• TASK PROMPT: Find and copy every line in the records that includes the string "Reghan".

::::

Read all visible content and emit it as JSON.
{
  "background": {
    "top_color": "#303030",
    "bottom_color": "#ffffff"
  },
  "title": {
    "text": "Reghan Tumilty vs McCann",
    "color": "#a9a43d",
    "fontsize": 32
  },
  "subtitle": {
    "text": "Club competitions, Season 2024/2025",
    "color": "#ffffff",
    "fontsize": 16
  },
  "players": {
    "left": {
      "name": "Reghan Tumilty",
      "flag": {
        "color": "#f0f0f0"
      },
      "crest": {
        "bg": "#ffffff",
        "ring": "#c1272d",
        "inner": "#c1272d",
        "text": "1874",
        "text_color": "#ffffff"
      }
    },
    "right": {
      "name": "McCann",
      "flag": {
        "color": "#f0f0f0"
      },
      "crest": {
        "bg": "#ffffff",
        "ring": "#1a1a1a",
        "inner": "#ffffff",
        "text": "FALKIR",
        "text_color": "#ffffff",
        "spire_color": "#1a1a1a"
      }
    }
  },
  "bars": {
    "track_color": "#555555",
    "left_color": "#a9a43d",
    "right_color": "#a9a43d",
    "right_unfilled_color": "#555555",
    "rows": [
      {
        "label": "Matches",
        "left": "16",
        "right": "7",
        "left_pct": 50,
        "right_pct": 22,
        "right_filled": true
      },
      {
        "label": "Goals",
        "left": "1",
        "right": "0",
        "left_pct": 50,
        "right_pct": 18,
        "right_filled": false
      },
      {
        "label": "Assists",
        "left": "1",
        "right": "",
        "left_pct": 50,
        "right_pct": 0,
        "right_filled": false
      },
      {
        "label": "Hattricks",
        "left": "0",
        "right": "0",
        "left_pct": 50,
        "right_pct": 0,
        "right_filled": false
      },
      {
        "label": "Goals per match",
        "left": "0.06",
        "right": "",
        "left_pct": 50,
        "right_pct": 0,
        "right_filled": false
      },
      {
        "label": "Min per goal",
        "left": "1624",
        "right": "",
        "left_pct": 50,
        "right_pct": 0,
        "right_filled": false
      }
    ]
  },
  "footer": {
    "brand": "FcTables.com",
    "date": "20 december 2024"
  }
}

::::

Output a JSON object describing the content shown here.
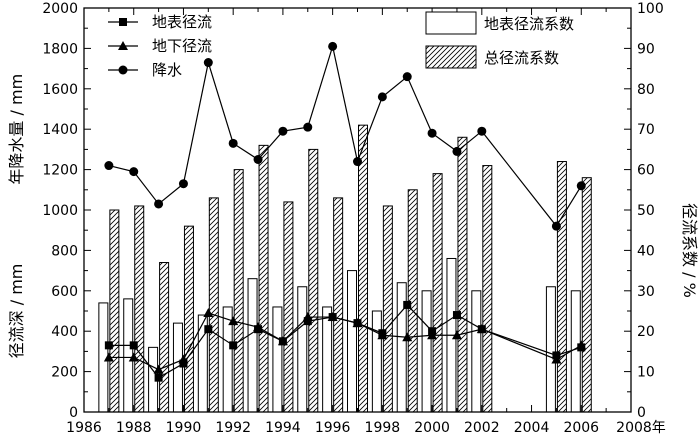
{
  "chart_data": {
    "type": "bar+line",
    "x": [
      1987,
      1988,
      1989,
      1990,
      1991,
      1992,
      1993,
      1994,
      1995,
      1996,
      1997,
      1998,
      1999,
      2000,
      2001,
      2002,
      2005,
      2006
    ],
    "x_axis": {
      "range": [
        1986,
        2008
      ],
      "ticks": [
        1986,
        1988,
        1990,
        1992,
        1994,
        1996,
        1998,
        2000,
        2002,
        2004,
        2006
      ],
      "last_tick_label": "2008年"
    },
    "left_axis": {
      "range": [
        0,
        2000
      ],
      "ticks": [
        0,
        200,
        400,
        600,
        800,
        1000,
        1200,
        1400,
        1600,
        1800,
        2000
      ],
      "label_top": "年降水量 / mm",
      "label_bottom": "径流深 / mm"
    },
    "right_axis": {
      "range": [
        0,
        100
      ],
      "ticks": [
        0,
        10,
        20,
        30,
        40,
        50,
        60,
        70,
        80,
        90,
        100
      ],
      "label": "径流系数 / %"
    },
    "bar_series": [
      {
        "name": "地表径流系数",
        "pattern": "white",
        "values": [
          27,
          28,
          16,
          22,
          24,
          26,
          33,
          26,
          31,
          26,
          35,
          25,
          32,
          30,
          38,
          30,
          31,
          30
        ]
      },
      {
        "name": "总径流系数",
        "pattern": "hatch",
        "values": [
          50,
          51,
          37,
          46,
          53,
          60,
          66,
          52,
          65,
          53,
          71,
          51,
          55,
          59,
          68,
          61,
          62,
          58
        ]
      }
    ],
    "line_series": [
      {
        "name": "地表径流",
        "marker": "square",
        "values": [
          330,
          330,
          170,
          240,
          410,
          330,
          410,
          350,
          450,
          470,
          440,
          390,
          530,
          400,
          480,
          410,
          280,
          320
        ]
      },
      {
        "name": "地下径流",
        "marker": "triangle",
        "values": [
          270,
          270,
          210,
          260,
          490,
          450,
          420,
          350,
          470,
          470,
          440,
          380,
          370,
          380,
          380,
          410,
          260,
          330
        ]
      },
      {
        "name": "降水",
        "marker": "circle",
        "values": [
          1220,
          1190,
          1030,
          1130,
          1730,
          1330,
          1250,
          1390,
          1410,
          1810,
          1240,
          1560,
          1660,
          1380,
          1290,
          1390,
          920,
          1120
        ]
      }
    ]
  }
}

::::

• RESULT OF THE EXERCISE:
    "text": "Reghan Tumilty vs McCann",
      "name": "Reghan Tumilty",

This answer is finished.